- **The task**:
Omit the images, then print each record below exactly as it reads.

- **Records supplied**:
━━━━━━━━━━
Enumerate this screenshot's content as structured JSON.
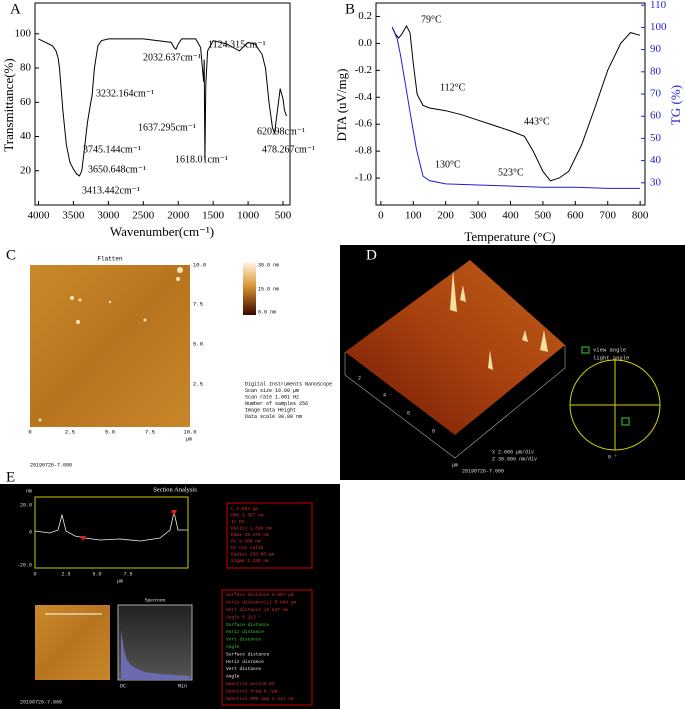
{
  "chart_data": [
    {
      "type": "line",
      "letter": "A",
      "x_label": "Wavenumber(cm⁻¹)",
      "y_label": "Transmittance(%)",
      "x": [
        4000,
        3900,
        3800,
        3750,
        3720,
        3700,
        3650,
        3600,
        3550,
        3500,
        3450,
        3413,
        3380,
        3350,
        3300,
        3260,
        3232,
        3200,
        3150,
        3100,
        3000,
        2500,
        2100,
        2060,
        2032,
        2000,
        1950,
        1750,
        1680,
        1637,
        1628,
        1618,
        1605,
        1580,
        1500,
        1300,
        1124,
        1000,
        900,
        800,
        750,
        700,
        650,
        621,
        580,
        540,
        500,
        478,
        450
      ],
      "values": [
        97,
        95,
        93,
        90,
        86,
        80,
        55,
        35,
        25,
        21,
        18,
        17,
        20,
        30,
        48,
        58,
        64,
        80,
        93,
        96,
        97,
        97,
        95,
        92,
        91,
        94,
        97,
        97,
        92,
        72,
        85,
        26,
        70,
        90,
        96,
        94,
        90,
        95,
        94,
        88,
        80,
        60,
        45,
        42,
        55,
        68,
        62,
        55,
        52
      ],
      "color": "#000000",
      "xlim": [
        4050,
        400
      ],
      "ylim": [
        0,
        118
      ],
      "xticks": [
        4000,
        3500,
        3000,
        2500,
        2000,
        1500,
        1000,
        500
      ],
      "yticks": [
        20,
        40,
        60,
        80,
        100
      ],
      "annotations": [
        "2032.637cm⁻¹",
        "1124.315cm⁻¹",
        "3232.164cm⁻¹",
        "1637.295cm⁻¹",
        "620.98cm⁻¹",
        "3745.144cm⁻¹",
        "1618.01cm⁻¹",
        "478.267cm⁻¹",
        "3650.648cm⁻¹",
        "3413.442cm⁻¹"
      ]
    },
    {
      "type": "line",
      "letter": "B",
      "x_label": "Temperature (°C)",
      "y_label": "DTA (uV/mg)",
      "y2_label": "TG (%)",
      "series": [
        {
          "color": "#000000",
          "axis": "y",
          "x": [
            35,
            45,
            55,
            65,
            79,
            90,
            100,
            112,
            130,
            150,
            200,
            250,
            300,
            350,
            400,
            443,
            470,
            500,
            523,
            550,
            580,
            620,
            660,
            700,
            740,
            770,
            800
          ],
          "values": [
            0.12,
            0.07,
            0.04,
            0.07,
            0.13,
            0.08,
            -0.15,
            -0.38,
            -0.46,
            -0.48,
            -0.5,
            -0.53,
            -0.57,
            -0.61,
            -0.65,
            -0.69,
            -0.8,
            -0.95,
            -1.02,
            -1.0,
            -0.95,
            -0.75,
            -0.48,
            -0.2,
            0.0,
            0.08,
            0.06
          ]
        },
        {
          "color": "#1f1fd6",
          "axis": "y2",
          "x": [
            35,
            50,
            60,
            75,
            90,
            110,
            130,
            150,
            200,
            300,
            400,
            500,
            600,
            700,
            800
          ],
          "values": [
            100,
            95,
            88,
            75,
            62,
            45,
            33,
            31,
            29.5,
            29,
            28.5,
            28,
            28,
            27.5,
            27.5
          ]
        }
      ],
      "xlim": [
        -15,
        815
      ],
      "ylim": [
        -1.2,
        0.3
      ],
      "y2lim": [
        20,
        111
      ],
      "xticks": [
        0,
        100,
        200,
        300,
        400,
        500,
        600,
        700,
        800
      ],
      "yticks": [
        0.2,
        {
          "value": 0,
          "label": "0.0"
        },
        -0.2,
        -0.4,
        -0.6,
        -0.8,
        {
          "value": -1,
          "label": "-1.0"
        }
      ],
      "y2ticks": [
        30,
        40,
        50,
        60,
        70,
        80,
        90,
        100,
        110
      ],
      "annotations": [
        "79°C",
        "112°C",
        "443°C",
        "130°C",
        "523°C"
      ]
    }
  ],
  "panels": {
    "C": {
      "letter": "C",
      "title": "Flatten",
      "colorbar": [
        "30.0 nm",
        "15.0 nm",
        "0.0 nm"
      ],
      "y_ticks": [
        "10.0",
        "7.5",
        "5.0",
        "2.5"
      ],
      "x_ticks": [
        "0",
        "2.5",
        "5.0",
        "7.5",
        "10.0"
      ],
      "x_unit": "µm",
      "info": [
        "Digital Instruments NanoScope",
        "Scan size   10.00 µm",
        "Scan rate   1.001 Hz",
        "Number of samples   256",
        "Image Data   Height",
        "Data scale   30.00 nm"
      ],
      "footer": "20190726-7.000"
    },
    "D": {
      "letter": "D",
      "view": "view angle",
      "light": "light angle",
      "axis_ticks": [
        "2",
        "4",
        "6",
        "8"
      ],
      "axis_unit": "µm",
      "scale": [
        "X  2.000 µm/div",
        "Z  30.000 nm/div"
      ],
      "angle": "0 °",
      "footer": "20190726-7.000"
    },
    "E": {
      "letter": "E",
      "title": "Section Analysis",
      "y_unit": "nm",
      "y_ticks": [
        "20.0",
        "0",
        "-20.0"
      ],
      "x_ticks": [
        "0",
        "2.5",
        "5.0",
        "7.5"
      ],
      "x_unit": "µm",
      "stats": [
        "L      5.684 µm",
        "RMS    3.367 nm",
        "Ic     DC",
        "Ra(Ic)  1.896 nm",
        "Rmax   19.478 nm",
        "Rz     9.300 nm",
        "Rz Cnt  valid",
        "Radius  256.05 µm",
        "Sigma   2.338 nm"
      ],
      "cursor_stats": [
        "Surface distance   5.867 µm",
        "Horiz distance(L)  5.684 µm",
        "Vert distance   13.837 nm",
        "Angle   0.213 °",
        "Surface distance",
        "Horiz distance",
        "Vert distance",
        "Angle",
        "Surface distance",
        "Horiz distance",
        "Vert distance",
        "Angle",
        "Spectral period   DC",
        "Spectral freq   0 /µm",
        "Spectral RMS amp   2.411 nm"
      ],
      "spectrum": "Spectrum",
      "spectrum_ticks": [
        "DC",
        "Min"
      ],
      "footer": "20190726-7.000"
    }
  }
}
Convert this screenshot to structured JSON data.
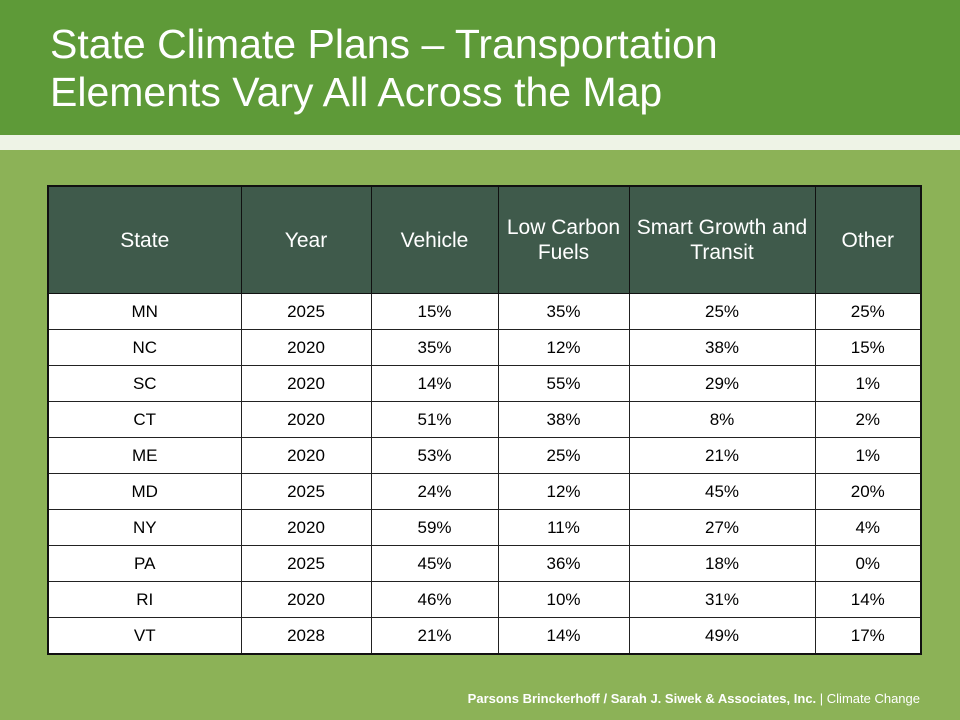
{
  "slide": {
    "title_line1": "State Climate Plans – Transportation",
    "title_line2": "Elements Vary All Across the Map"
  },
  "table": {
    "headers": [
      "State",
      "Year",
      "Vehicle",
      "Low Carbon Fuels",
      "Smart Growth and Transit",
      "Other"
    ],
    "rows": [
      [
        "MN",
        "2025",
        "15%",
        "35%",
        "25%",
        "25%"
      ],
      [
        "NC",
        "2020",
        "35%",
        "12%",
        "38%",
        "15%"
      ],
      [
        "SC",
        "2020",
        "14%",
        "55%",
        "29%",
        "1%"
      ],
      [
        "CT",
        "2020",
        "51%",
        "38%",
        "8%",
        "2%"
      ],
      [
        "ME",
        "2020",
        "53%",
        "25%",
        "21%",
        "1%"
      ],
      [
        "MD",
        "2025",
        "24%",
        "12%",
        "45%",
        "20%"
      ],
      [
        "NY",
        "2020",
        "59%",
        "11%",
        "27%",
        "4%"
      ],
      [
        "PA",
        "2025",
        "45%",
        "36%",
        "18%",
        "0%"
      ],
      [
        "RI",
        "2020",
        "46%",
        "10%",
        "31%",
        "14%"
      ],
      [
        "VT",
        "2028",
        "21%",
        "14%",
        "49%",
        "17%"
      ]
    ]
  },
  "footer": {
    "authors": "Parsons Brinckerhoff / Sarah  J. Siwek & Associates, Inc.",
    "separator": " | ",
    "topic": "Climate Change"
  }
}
━━━━━━━━━━
- **Response**:
Enumerate this screenshot's content as structured JSON.
{
  "chart_data": [
    {
      "type": "line",
      "letter": "A",
      "x_label": "Wavenumber(cm⁻¹)",
      "y_label": "Transmittance(%)",
      "x": [
        4000,
        3900,
        3800,
        3750,
        3720,
        3700,
        3650,
        3600,
        3550,
        3500,
        3450,
        3413,
        3380,
        3350,
        3300,
        3260,
        3232,
        3200,
        3150,
        3100,
        3000,
        2500,
        2100,
        2060,
        2032,
        2000,
        1950,
        1750,
        1680,
        1637,
        1628,
        1618,
        1605,
        1580,
        1500,
        1300,
        1124,
        1000,
        900,
        800,
        750,
        700,
        650,
        621,
        580,
        540,
        500,
        478,
        450
      ],
      "values": [
        97,
        95,
        93,
        90,
        86,
        80,
        55,
        35,
        25,
        21,
        18,
        17,
        20,
        30,
        48,
        58,
        64,
        80,
        93,
        96,
        97,
        97,
        95,
        92,
        91,
        94,
        97,
        97,
        92,
        72,
        85,
        26,
        70,
        90,
        96,
        94,
        90,
        95,
        94,
        88,
        80,
        60,
        45,
        42,
        55,
        68,
        62,
        55,
        52
      ],
      "color": "#000000",
      "xlim": [
        4050,
        400
      ],
      "ylim": [
        0,
        118
      ],
      "xticks": [
        4000,
        3500,
        3000,
        2500,
        2000,
        1500,
        1000,
        500
      ],
      "yticks": [
        20,
        40,
        60,
        80,
        100
      ],
      "annotations": [
        "2032.637cm⁻¹",
        "1124.315cm⁻¹",
        "3232.164cm⁻¹",
        "1637.295cm⁻¹",
        "620.98cm⁻¹",
        "3745.144cm⁻¹",
        "1618.01cm⁻¹",
        "478.267cm⁻¹",
        "3650.648cm⁻¹",
        "3413.442cm⁻¹"
      ]
    },
    {
      "type": "line",
      "letter": "B",
      "x_label": "Temperature (°C)",
      "y_label": "DTA (uV/mg)",
      "y2_label": "TG (%)",
      "series": [
        {
          "color": "#000000",
          "axis": "y",
          "x": [
            35,
            45,
            55,
            65,
            79,
            90,
            100,
            112,
            130,
            150,
            200,
            250,
            300,
            350,
            400,
            443,
            470,
            500,
            523,
            550,
            580,
            620,
            660,
            700,
            740,
            770,
            800
          ],
          "values": [
            0.12,
            0.07,
            0.04,
            0.07,
            0.13,
            0.08,
            -0.15,
            -0.38,
            -0.46,
            -0.48,
            -0.5,
            -0.53,
            -0.57,
            -0.61,
            -0.65,
            -0.69,
            -0.8,
            -0.95,
            -1.02,
            -1.0,
            -0.95,
            -0.75,
            -0.48,
            -0.2,
            0.0,
            0.08,
            0.06
          ]
        },
        {
          "color": "#1f1fd6",
          "axis": "y2",
          "x": [
            35,
            50,
            60,
            75,
            90,
            110,
            130,
            150,
            200,
            300,
            400,
            500,
            600,
            700,
            800
          ],
          "values": [
            100,
            95,
            88,
            75,
            62,
            45,
            33,
            31,
            29.5,
            29,
            28.5,
            28,
            28,
            27.5,
            27.5
          ]
        }
      ],
      "xlim": [
        -15,
        815
      ],
      "ylim": [
        -1.2,
        0.3
      ],
      "y2lim": [
        20,
        111
      ],
      "xticks": [
        0,
        100,
        200,
        300,
        400,
        500,
        600,
        700,
        800
      ],
      "yticks": [
        0.2,
        {
          "value": 0,
          "label": "0.0"
        },
        -0.2,
        -0.4,
        -0.6,
        -0.8,
        {
          "value": -1,
          "label": "-1.0"
        }
      ],
      "y2ticks": [
        30,
        40,
        50,
        60,
        70,
        80,
        90,
        100,
        110
      ],
      "annotations": [
        "79°C",
        "112°C",
        "443°C",
        "130°C",
        "523°C"
      ]
    }
  ],
  "panels": {
    "C": {
      "letter": "C",
      "title": "Flatten",
      "colorbar": [
        "30.0 nm",
        "15.0 nm",
        "0.0 nm"
      ],
      "y_ticks": [
        "10.0",
        "7.5",
        "5.0",
        "2.5"
      ],
      "x_ticks": [
        "0",
        "2.5",
        "5.0",
        "7.5",
        "10.0"
      ],
      "x_unit": "µm",
      "info": [
        "Digital Instruments NanoScope",
        "Scan size   10.00 µm",
        "Scan rate   1.001 Hz",
        "Number of samples   256",
        "Image Data   Height",
        "Data scale   30.00 nm"
      ],
      "footer": "20190726-7.000"
    },
    "D": {
      "letter": "D",
      "view": "view angle",
      "light": "light angle",
      "axis_ticks": [
        "2",
        "4",
        "6",
        "8"
      ],
      "axis_unit": "µm",
      "scale": [
        "X  2.000 µm/div",
        "Z  30.000 nm/div"
      ],
      "angle": "0 °",
      "footer": "20190726-7.000"
    },
    "E": {
      "letter": "E",
      "title": "Section Analysis",
      "y_unit": "nm",
      "y_ticks": [
        "20.0",
        "0",
        "-20.0"
      ],
      "x_ticks": [
        "0",
        "2.5",
        "5.0",
        "7.5"
      ],
      "x_unit": "µm",
      "stats": [
        "L      5.684 µm",
        "RMS    3.367 nm",
        "Ic     DC",
        "Ra(Ic)  1.896 nm",
        "Rmax   19.478 nm",
        "Rz     9.300 nm",
        "Rz Cnt  valid",
        "Radius  256.05 µm",
        "Sigma   2.338 nm"
      ],
      "cursor_stats": [
        "Surface distance   5.867 µm",
        "Horiz distance(L)  5.684 µm",
        "Vert distance   13.837 nm",
        "Angle   0.213 °",
        "Surface distance",
        "Horiz distance",
        "Vert distance",
        "Angle",
        "Surface distance",
        "Horiz distance",
        "Vert distance",
        "Angle",
        "Spectral period   DC",
        "Spectral freq   0 /µm",
        "Spectral RMS amp   2.411 nm"
      ],
      "spectrum": "Spectrum",
      "spectrum_ticks": [
        "DC",
        "Min"
      ],
      "footer": "20190726-7.000"
    }
  }
}
Convert this screenshot to structured JSON data.
{
  "slide": {
    "title_line1": "State Climate Plans – Transportation",
    "title_line2": "Elements Vary All Across the Map"
  },
  "table": {
    "headers": [
      "State",
      "Year",
      "Vehicle",
      "Low Carbon Fuels",
      "Smart Growth and Transit",
      "Other"
    ],
    "rows": [
      [
        "MN",
        "2025",
        "15%",
        "35%",
        "25%",
        "25%"
      ],
      [
        "NC",
        "2020",
        "35%",
        "12%",
        "38%",
        "15%"
      ],
      [
        "SC",
        "2020",
        "14%",
        "55%",
        "29%",
        "1%"
      ],
      [
        "CT",
        "2020",
        "51%",
        "38%",
        "8%",
        "2%"
      ],
      [
        "ME",
        "2020",
        "53%",
        "25%",
        "21%",
        "1%"
      ],
      [
        "MD",
        "2025",
        "24%",
        "12%",
        "45%",
        "20%"
      ],
      [
        "NY",
        "2020",
        "59%",
        "11%",
        "27%",
        "4%"
      ],
      [
        "PA",
        "2025",
        "45%",
        "36%",
        "18%",
        "0%"
      ],
      [
        "RI",
        "2020",
        "46%",
        "10%",
        "31%",
        "14%"
      ],
      [
        "VT",
        "2028",
        "21%",
        "14%",
        "49%",
        "17%"
      ]
    ]
  },
  "footer": {
    "authors": "Parsons Brinckerhoff / Sarah  J. Siwek & Associates, Inc.",
    "separator": " | ",
    "topic": "Climate Change"
  }
}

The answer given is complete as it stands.